▽
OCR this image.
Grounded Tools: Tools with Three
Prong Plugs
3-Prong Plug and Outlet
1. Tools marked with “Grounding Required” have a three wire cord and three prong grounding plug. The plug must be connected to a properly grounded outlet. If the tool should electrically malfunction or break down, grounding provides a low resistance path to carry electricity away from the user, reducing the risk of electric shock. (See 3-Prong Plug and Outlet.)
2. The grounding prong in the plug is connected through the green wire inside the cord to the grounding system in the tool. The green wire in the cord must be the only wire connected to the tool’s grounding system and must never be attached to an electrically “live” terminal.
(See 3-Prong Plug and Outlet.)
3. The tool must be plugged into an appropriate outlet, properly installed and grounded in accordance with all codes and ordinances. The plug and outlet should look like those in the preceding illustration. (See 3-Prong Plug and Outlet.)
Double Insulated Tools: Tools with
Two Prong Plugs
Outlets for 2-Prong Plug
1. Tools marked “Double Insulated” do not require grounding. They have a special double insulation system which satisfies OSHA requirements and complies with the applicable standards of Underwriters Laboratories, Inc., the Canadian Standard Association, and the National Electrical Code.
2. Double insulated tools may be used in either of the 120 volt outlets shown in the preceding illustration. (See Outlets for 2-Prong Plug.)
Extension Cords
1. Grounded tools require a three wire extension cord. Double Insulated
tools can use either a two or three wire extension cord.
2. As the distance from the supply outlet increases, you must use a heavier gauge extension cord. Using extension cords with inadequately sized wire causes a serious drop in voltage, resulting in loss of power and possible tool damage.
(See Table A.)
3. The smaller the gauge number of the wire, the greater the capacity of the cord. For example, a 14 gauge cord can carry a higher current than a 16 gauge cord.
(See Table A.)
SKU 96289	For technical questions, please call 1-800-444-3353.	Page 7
△
The problem: Provide the number of lines in these entries that hold the word "marked", without any accompanying text.

Exercise result: 2